Stated task:
Work out how many lines of the records hold the string "JSON", and reply with that number alone.

Data rows:

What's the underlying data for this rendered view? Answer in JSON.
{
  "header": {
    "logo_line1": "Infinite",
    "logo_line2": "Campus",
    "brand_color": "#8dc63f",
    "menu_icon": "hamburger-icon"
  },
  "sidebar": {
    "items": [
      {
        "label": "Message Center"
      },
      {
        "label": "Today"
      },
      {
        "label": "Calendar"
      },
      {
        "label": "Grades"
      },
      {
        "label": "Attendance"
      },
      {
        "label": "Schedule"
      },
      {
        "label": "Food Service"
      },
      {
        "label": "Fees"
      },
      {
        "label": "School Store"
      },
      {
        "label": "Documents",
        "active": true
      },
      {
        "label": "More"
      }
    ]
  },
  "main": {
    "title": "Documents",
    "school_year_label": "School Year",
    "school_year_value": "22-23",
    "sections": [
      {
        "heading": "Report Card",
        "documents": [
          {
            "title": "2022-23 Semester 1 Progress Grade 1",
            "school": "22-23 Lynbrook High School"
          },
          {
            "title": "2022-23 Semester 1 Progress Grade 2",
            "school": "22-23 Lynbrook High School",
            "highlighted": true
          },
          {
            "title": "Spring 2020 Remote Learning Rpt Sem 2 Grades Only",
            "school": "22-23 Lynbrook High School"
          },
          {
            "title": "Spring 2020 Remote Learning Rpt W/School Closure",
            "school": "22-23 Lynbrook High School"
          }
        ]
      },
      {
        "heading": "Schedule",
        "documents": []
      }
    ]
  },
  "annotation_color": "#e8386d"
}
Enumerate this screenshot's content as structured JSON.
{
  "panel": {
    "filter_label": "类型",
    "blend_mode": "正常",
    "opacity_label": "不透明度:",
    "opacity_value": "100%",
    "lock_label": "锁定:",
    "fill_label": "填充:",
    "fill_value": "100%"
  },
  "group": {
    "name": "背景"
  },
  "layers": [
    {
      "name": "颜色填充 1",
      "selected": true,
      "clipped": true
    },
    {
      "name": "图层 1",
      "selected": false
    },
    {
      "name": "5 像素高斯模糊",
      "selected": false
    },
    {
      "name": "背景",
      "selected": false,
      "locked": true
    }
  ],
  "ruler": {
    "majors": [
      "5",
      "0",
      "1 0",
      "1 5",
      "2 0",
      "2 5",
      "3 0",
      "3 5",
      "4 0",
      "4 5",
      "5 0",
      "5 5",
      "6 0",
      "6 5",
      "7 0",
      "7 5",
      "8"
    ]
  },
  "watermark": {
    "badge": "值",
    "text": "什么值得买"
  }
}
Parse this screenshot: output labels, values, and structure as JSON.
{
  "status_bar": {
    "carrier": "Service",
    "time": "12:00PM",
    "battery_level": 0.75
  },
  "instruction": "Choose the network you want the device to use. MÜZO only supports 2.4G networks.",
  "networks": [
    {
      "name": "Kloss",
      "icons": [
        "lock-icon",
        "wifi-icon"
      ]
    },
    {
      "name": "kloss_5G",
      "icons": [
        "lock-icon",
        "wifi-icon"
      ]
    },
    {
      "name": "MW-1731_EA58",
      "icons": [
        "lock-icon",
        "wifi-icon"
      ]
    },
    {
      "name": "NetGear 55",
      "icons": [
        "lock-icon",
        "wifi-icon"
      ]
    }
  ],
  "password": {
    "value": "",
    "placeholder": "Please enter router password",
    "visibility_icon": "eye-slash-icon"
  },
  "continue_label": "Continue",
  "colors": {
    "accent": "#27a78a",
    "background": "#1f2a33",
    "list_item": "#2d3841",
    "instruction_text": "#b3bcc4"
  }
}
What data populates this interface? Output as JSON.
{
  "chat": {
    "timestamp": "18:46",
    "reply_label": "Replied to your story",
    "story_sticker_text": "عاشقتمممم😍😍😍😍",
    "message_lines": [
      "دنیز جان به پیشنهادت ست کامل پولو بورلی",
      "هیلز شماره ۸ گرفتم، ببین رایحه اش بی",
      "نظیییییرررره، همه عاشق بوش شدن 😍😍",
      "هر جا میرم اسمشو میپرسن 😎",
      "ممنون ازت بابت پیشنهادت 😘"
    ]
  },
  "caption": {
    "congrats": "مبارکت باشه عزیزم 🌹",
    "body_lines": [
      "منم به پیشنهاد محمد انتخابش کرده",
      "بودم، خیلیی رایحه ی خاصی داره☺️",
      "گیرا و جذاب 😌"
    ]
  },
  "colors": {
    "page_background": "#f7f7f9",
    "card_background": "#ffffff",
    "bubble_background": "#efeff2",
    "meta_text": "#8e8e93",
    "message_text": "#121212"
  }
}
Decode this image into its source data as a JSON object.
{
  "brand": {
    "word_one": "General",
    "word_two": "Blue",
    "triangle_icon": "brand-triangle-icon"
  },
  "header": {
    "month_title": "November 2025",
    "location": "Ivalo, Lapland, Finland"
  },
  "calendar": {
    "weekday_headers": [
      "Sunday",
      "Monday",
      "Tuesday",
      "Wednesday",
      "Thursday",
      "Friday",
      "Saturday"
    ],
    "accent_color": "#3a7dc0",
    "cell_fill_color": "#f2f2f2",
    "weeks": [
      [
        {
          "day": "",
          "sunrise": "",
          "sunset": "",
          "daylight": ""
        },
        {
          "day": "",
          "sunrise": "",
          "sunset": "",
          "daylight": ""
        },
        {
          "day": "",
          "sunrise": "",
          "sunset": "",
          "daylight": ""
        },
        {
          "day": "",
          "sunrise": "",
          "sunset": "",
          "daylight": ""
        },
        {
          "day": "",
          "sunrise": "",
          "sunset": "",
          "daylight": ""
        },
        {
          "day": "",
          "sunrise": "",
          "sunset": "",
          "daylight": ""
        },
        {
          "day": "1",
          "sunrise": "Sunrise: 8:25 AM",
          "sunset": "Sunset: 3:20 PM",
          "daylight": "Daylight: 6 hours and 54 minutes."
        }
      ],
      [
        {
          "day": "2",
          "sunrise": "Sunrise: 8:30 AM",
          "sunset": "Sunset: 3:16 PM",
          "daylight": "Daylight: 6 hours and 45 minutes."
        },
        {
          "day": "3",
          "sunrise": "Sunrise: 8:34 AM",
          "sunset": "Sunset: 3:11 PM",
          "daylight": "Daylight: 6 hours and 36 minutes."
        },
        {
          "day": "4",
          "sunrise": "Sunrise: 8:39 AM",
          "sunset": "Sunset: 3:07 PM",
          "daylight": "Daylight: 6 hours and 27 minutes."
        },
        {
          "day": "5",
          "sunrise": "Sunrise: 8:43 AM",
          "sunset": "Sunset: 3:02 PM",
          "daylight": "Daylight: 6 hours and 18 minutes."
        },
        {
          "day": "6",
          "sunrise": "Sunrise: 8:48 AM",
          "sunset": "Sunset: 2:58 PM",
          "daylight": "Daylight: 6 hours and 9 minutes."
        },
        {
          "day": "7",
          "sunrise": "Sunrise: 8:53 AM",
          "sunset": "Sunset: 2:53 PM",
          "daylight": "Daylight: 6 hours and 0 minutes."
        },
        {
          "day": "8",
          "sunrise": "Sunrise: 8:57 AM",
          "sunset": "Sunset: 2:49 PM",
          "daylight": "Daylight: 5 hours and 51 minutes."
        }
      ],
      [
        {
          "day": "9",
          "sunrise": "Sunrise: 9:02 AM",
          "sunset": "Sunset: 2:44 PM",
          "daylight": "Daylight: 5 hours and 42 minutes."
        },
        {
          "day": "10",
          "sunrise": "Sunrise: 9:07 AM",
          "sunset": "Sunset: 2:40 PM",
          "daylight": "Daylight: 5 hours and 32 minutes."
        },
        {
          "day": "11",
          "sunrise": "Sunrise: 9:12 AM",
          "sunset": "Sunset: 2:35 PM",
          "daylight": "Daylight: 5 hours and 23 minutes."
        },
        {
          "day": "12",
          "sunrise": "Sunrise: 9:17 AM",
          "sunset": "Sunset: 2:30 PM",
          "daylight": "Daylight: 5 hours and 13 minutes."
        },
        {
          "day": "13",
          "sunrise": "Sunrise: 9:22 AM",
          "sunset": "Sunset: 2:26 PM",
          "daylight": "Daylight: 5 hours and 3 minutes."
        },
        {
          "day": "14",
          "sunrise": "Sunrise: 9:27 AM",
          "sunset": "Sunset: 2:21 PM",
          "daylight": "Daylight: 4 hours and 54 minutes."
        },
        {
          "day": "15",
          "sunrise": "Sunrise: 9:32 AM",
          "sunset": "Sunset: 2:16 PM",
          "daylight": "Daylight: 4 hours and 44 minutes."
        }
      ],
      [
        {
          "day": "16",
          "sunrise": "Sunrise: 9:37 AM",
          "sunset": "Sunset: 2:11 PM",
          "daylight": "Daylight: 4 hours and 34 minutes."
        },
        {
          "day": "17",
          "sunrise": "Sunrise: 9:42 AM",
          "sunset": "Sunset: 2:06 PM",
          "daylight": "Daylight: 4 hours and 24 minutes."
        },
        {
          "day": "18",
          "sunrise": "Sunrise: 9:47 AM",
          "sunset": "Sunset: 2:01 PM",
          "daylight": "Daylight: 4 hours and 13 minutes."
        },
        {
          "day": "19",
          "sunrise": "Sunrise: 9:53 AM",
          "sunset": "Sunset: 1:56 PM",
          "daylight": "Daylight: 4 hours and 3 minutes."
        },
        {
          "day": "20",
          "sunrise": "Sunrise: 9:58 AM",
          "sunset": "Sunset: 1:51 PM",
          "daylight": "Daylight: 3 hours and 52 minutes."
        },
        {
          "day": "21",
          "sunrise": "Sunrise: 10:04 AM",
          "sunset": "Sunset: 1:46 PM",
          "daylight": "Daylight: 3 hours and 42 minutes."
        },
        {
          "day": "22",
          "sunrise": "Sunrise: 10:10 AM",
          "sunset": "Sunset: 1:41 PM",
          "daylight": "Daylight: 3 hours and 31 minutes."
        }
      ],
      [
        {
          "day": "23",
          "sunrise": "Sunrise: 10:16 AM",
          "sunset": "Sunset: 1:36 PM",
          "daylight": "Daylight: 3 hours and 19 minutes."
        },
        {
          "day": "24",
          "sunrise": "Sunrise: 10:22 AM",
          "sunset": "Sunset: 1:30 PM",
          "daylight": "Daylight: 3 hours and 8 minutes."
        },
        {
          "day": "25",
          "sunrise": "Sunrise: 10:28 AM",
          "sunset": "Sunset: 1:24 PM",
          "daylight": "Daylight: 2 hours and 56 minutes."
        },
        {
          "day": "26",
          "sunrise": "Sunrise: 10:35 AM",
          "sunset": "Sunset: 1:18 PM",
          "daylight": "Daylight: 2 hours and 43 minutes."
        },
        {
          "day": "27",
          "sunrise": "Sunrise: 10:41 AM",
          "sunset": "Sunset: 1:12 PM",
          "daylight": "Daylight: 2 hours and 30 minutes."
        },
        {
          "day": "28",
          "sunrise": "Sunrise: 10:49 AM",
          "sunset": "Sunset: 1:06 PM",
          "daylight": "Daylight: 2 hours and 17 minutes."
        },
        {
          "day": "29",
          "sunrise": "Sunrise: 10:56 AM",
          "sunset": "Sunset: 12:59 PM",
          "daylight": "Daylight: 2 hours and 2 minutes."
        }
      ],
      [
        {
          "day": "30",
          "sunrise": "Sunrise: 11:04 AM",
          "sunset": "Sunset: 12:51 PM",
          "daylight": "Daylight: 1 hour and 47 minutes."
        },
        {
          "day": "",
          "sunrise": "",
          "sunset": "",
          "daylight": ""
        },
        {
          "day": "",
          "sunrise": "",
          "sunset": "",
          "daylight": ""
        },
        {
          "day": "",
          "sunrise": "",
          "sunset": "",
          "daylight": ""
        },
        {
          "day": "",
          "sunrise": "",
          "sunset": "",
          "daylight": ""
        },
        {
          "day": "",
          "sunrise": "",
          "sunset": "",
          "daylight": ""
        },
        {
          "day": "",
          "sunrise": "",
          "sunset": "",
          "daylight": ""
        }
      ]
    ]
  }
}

Written reply:
5